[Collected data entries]
==================================================

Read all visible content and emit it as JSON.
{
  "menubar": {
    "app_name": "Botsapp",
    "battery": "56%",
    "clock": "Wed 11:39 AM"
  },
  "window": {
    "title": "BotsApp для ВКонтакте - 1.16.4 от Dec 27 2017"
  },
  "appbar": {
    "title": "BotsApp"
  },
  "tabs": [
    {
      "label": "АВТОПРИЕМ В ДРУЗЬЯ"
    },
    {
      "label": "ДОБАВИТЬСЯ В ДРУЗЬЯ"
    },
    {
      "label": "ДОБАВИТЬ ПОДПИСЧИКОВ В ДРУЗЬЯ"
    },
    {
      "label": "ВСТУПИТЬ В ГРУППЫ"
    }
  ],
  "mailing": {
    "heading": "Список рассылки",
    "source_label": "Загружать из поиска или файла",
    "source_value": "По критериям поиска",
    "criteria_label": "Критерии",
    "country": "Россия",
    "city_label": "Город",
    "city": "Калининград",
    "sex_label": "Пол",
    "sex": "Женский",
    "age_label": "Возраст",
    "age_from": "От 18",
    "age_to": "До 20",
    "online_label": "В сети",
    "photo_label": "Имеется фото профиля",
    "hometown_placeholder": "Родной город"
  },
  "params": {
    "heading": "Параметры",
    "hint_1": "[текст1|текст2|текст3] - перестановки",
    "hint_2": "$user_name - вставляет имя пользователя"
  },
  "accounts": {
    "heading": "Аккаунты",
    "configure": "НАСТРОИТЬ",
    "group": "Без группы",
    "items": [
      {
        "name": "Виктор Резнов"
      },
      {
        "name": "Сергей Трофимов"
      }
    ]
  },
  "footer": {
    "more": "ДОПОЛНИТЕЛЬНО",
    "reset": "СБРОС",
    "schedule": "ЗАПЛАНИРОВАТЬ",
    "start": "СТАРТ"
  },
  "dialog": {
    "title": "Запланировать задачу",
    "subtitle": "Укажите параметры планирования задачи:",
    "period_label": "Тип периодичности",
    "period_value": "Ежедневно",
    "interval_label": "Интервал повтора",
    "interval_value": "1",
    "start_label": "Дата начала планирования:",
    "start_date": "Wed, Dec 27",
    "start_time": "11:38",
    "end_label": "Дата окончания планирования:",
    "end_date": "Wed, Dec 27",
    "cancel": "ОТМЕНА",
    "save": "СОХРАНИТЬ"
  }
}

==================================================

Job => Every line above needs to be retyped exactly.

Result =>
Read all visible content and emit it as JSON.
{
  "menubar": {
    "app_name": "Botsapp",
    "battery": "56%",
    "clock": "Wed 11:39 AM"
  },
  "window": {
    "title": "BotsApp для ВКонтакте - 1.16.4 от Dec 27 2017"
  },
  "appbar": {
    "title": "BotsApp"
  },
  "tabs": [
    {
      "label": "АВТОПРИЕМ В ДРУЗЬЯ"
    },
    {
      "label": "ДОБАВИТЬСЯ В ДРУЗЬЯ"
    },
    {
      "label": "ДОБАВИТЬ ПОДПИСЧИКОВ В ДРУЗЬЯ"
    },
    {
      "label": "ВСТУПИТЬ В ГРУППЫ"
    }
  ],
  "mailing": {
    "heading": "Список рассылки",
    "source_label": "Загружать из поиска или файла",
    "source_value": "По критериям поиска",
    "criteria_label": "Критерии",
    "country": "Россия",
    "city_label": "Город",
    "city": "Калининград",
    "sex_label": "Пол",
    "sex": "Женский",
    "age_label": "Возраст",
    "age_from": "От 18",
    "age_to": "До 20",
    "online_label": "В сети",
    "photo_label": "Имеется фото профиля",
    "hometown_placeholder": "Родной город"
  },
  "params": {
    "heading": "Параметры",
    "hint_1": "[текст1|текст2|текст3] - перестановки",
    "hint_2": "$user_name - вставляет имя пользователя"
  },
  "accounts": {
    "heading": "Аккаунты",
    "configure": "НАСТРОИТЬ",
    "group": "Без группы",
    "items": [
      {
        "name": "Виктор Резнов"
      },
      {
        "name": "Сергей Трофимов"
      }
    ]
  },
  "footer": {
    "more": "ДОПОЛНИТЕЛЬНО",
    "reset": "СБРОС",
    "schedule": "ЗАПЛАНИРОВАТЬ",
    "start": "СТАРТ"
  },
  "dialog": {
    "title": "Запланировать задачу",
    "subtitle": "Укажите параметры планирования задачи:",
    "period_label": "Тип периодичности",
    "period_value": "Ежедневно",
    "interval_label": "Интервал повтора",
    "interval_value": "1",
    "start_label": "Дата начала планирования:",
    "start_date": "Wed, Dec 27",
    "start_time": "11:38",
    "end_label": "Дата окончания планирования:",
    "end_date": "Wed, Dec 27",
    "cancel": "ОТМЕНА",
    "save": "СОХРАНИТЬ"
  }
}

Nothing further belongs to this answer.